Please find all lines in the data that hold the string "zigbang" and copy them.

____

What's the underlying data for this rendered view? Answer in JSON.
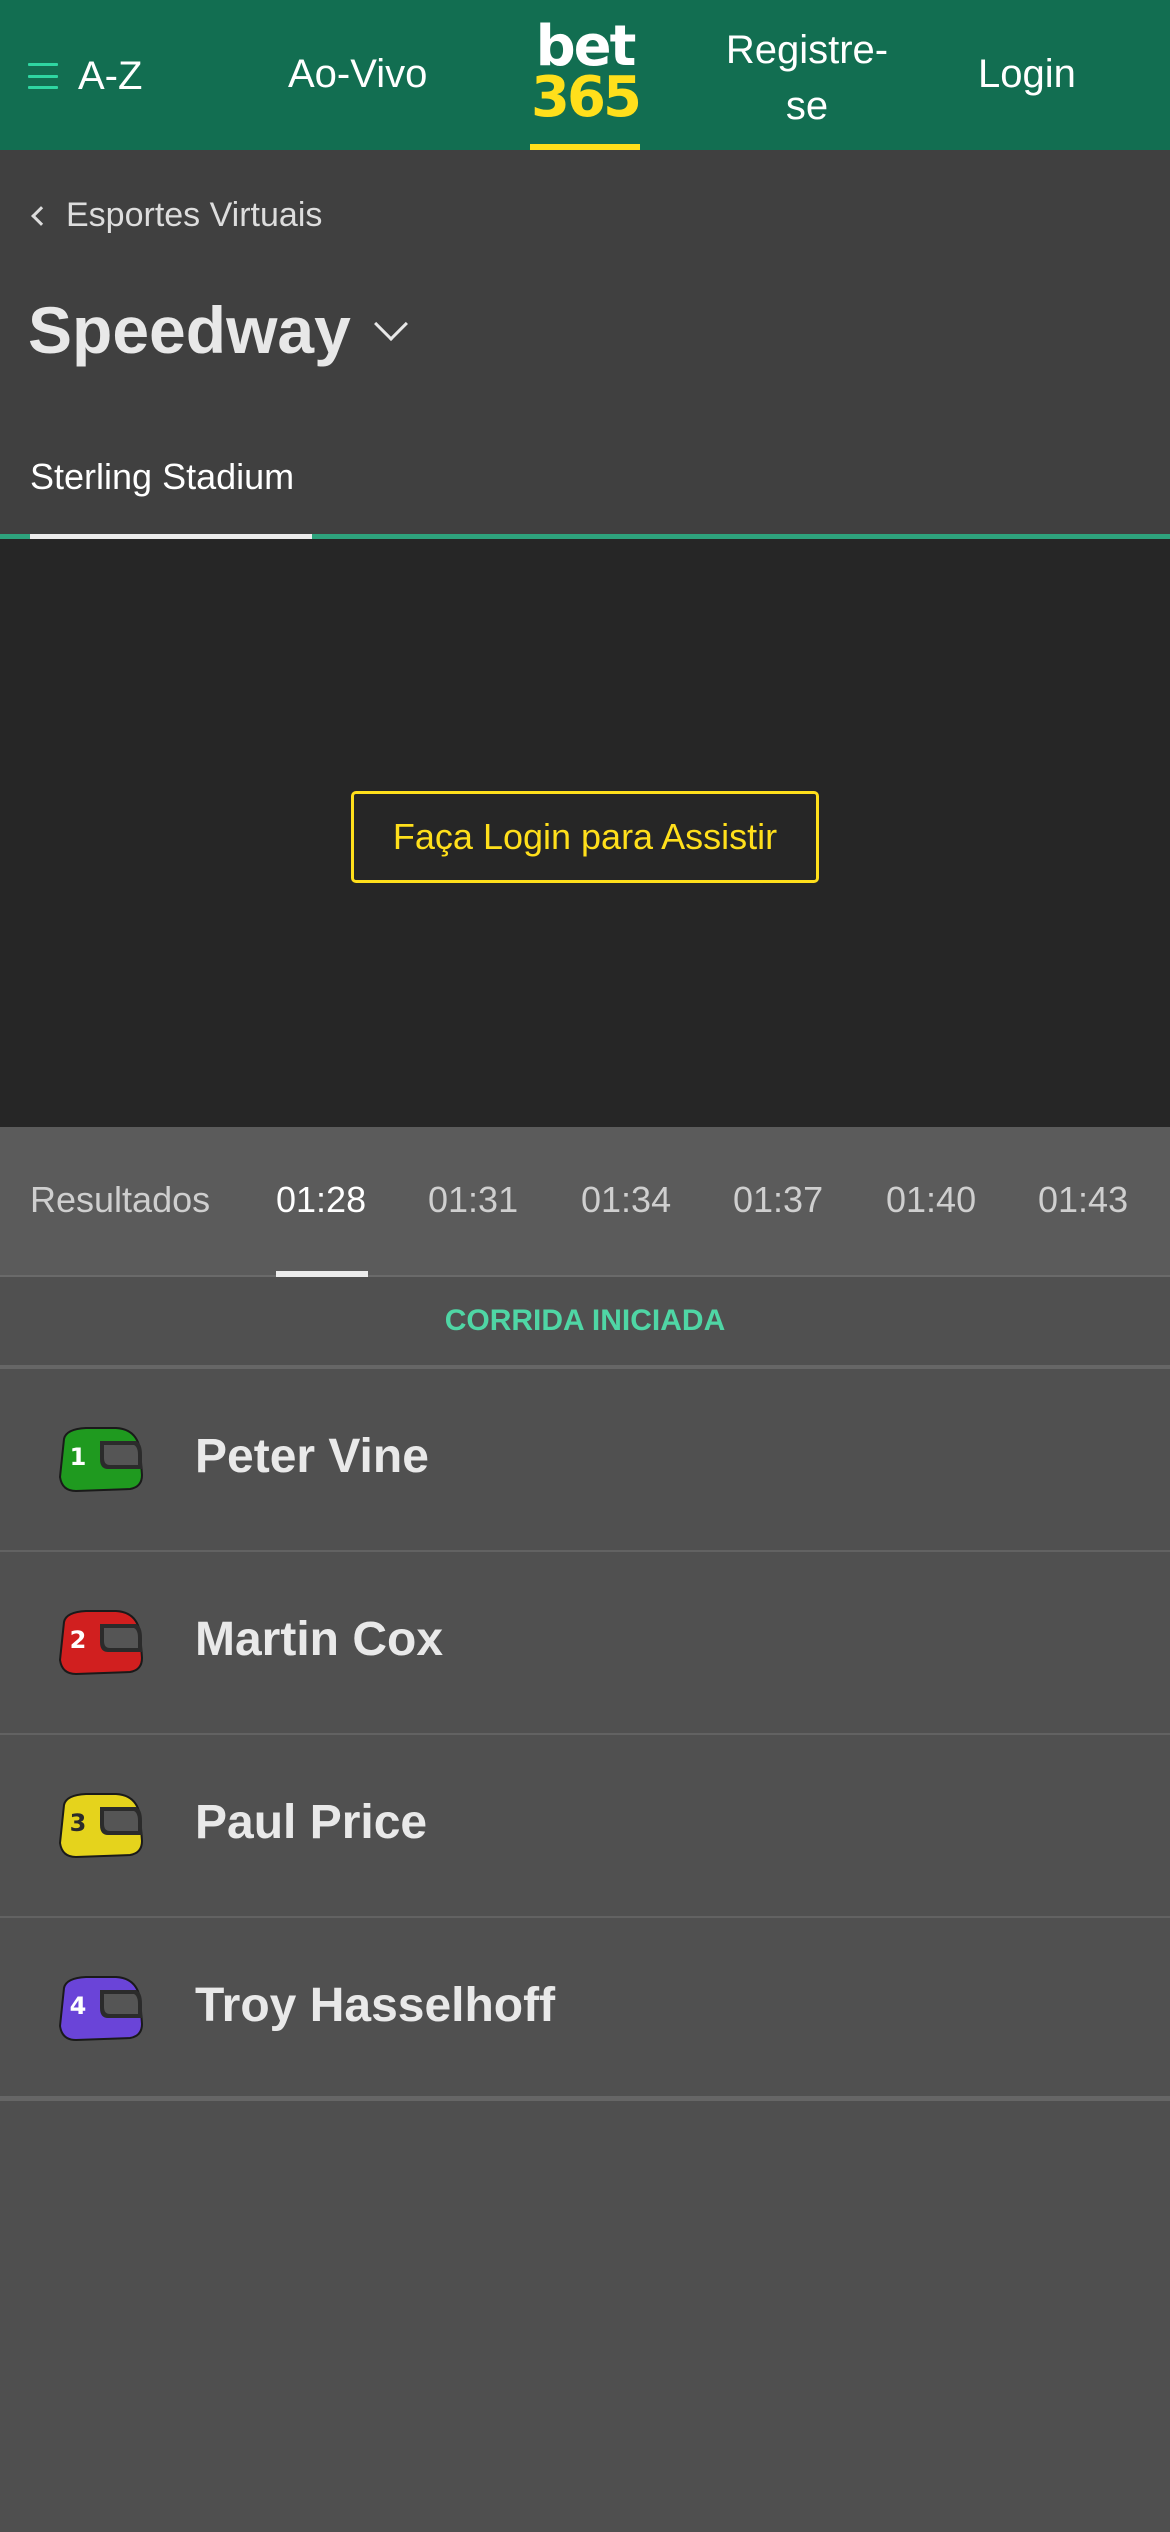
{
  "header": {
    "az_label": "A-Z",
    "live_label": "Ao-Vivo",
    "logo_top": "bet",
    "logo_bottom": "365",
    "register_label": "Registre-se",
    "login_label": "Login",
    "brand_green": "#126e51",
    "brand_yellow": "#ffdf1b"
  },
  "breadcrumb": {
    "label": "Esportes Virtuais"
  },
  "page": {
    "title": "Speedway",
    "venue_tab": "Sterling Stadium"
  },
  "video": {
    "watch_button": "Faça Login para Assistir"
  },
  "time_tabs": [
    {
      "label": "Resultados",
      "active": false
    },
    {
      "label": "01:28",
      "active": true
    },
    {
      "label": "01:31",
      "active": false
    },
    {
      "label": "01:34",
      "active": false
    },
    {
      "label": "01:37",
      "active": false
    },
    {
      "label": "01:40",
      "active": false
    },
    {
      "label": "01:43",
      "active": false
    }
  ],
  "status": {
    "label": "CORRIDA INICIADA",
    "color": "#4fd6a5"
  },
  "runners": [
    {
      "number": "1",
      "name": "Peter Vine",
      "helmet_color": "#1f9a1f",
      "helmet_dark": "#0d5f0d"
    },
    {
      "number": "2",
      "name": "Martin Cox",
      "helmet_color": "#d11f1f",
      "helmet_dark": "#7d0d0d"
    },
    {
      "number": "3",
      "name": "Paul Price",
      "helmet_color": "#e5d31c",
      "helmet_dark": "#8f8208"
    },
    {
      "number": "4",
      "name": "Troy Hasselhoff",
      "helmet_color": "#6a44d8",
      "helmet_dark": "#36208a"
    }
  ]
}
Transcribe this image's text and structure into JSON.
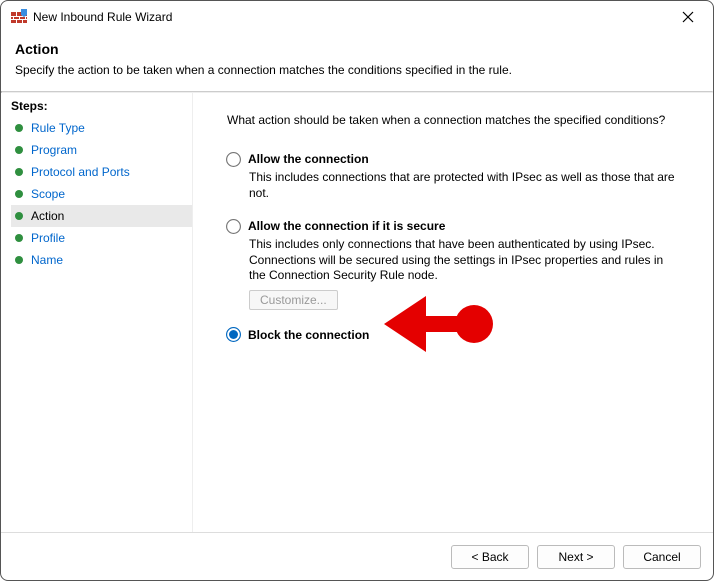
{
  "window": {
    "title": "New Inbound Rule Wizard"
  },
  "header": {
    "title": "Action",
    "subtitle": "Specify the action to be taken when a connection matches the conditions specified in the rule."
  },
  "steps": {
    "title": "Steps:",
    "items": [
      {
        "label": "Rule Type",
        "active": false
      },
      {
        "label": "Program",
        "active": false
      },
      {
        "label": "Protocol and Ports",
        "active": false
      },
      {
        "label": "Scope",
        "active": false
      },
      {
        "label": "Action",
        "active": true
      },
      {
        "label": "Profile",
        "active": false
      },
      {
        "label": "Name",
        "active": false
      }
    ]
  },
  "content": {
    "prompt": "What action should be taken when a connection matches the specified conditions?",
    "options": [
      {
        "id": "allow",
        "title": "Allow the connection",
        "desc": "This includes connections that are protected with IPsec as well as those that are not.",
        "selected": false
      },
      {
        "id": "allow-secure",
        "title": "Allow the connection if it is secure",
        "desc": "This includes only connections that have been authenticated by using IPsec. Connections will be secured using the settings in IPsec properties and rules in the Connection Security Rule node.",
        "selected": false,
        "customize_label": "Customize..."
      },
      {
        "id": "block",
        "title": "Block the connection",
        "desc": "",
        "selected": true
      }
    ]
  },
  "footer": {
    "back": "< Back",
    "next": "Next >",
    "cancel": "Cancel"
  }
}
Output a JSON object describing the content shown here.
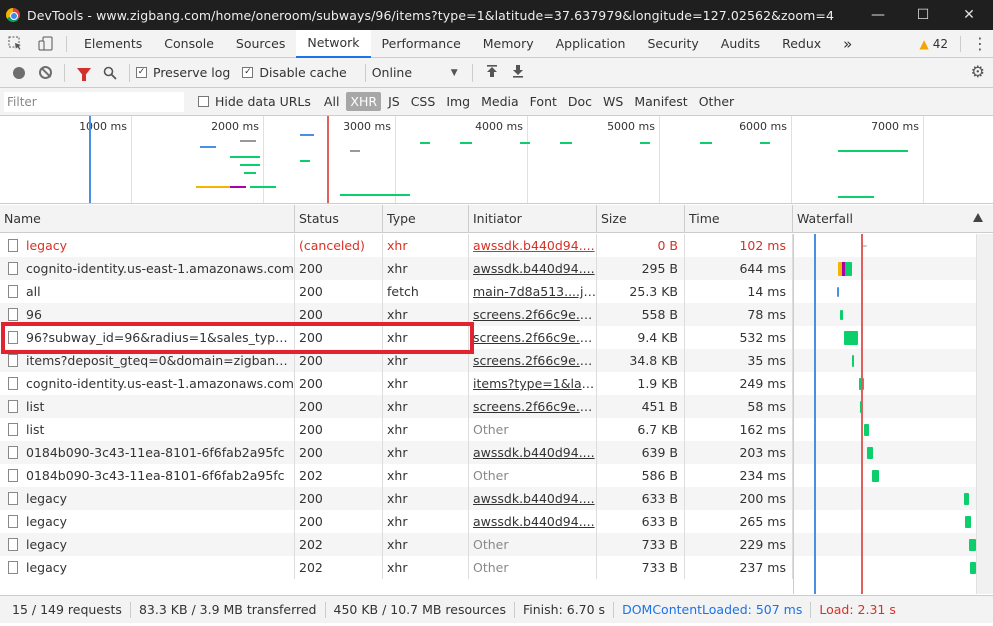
{
  "window": {
    "title": "DevTools - www.zigbang.com/home/oneroom/subways/96/items?type=1&latitude=37.637979&longitude=127.02562&zoom=4",
    "minimize": "—",
    "maximize": "☐",
    "close": "✕"
  },
  "tabs": {
    "items": [
      "Elements",
      "Console",
      "Sources",
      "Network",
      "Performance",
      "Memory",
      "Application",
      "Security",
      "Audits",
      "Redux"
    ],
    "active": "Network",
    "more": "»",
    "warnings": "42"
  },
  "toolbar": {
    "preserve_log": "Preserve log",
    "disable_cache": "Disable cache",
    "throttle": "Online",
    "checkmark": "✓"
  },
  "filter": {
    "placeholder": "Filter",
    "hide_data_urls": "Hide data URLs",
    "types": [
      "All",
      "XHR",
      "JS",
      "CSS",
      "Img",
      "Media",
      "Font",
      "Doc",
      "WS",
      "Manifest",
      "Other"
    ],
    "active_type": "XHR"
  },
  "overview": {
    "ticks": [
      "1000 ms",
      "2000 ms",
      "3000 ms",
      "4000 ms",
      "5000 ms",
      "6000 ms",
      "7000 ms"
    ]
  },
  "columns": {
    "name": "Name",
    "status": "Status",
    "type": "Type",
    "initiator": "Initiator",
    "size": "Size",
    "time": "Time",
    "waterfall": "Waterfall"
  },
  "rows": [
    {
      "name": "legacy",
      "status": "(canceled)",
      "type": "xhr",
      "initiator": "awssdk.b440d94....",
      "initiator_link": true,
      "size": "0 B",
      "time": "102 ms",
      "error": true
    },
    {
      "name": "cognito-identity.us-east-1.amazonaws.com",
      "status": "200",
      "type": "xhr",
      "initiator": "awssdk.b440d94....",
      "initiator_link": true,
      "size": "295 B",
      "time": "644 ms"
    },
    {
      "name": "all",
      "status": "200",
      "type": "fetch",
      "initiator": "main-7d8a513....js:1",
      "initiator_link": true,
      "size": "25.3 KB",
      "time": "14 ms"
    },
    {
      "name": "96",
      "status": "200",
      "type": "xhr",
      "initiator": "screens.2f66c9e....j...",
      "initiator_link": true,
      "size": "558 B",
      "time": "78 ms"
    },
    {
      "name": "96?subway_id=96&radius=1&sales_type=&...",
      "status": "200",
      "type": "xhr",
      "initiator": "screens.2f66c9e....j...",
      "initiator_link": true,
      "size": "9.4 KB",
      "time": "532 ms"
    },
    {
      "name": "items?deposit_gteq=0&domain=zigbang&...",
      "status": "200",
      "type": "xhr",
      "initiator": "screens.2f66c9e....j...",
      "initiator_link": true,
      "size": "34.8 KB",
      "time": "35 ms"
    },
    {
      "name": "cognito-identity.us-east-1.amazonaws.com",
      "status": "200",
      "type": "xhr",
      "initiator": "items?type=1&lati...",
      "initiator_link": true,
      "size": "1.9 KB",
      "time": "249 ms"
    },
    {
      "name": "list",
      "status": "200",
      "type": "xhr",
      "initiator": "screens.2f66c9e....j...",
      "initiator_link": true,
      "size": "451 B",
      "time": "58 ms"
    },
    {
      "name": "list",
      "status": "200",
      "type": "xhr",
      "initiator": "Other",
      "initiator_link": false,
      "size": "6.7 KB",
      "time": "162 ms"
    },
    {
      "name": "0184b090-3c43-11ea-8101-6f6fab2a95fc",
      "status": "200",
      "type": "xhr",
      "initiator": "awssdk.b440d94....",
      "initiator_link": true,
      "size": "639 B",
      "time": "203 ms"
    },
    {
      "name": "0184b090-3c43-11ea-8101-6f6fab2a95fc",
      "status": "202",
      "type": "xhr",
      "initiator": "Other",
      "initiator_link": false,
      "size": "586 B",
      "time": "234 ms"
    },
    {
      "name": "legacy",
      "status": "200",
      "type": "xhr",
      "initiator": "awssdk.b440d94....",
      "initiator_link": true,
      "size": "633 B",
      "time": "200 ms"
    },
    {
      "name": "legacy",
      "status": "200",
      "type": "xhr",
      "initiator": "awssdk.b440d94....",
      "initiator_link": true,
      "size": "633 B",
      "time": "265 ms"
    },
    {
      "name": "legacy",
      "status": "202",
      "type": "xhr",
      "initiator": "Other",
      "initiator_link": false,
      "size": "733 B",
      "time": "229 ms"
    },
    {
      "name": "legacy",
      "status": "202",
      "type": "xhr",
      "initiator": "Other",
      "initiator_link": false,
      "size": "733 B",
      "time": "237 ms"
    }
  ],
  "status_bar": {
    "requests": "15 / 149 requests",
    "transferred": "83.3 KB / 3.9 MB transferred",
    "resources": "450 KB / 10.7 MB resources",
    "finish": "Finish: 6.70 s",
    "dom_loaded": "DOMContentLoaded: 507 ms",
    "load": "Load: 2.31 s"
  },
  "colors": {
    "accent": "#1a73e8",
    "error": "#d93025",
    "highlight": "#e0232e",
    "waterfall_green": "#0cce6b",
    "dom_line": "#4a90e2",
    "load_line": "#e06060"
  }
}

____

### Written response
    "title": "DevTools - www.zigbang.com/home/oneroom/subways/96/items?type=1&latitude=37.637979&longitude=127.02562&zoom=4",
      "name": "items?deposit_gteq=0&domain=zigbang&...",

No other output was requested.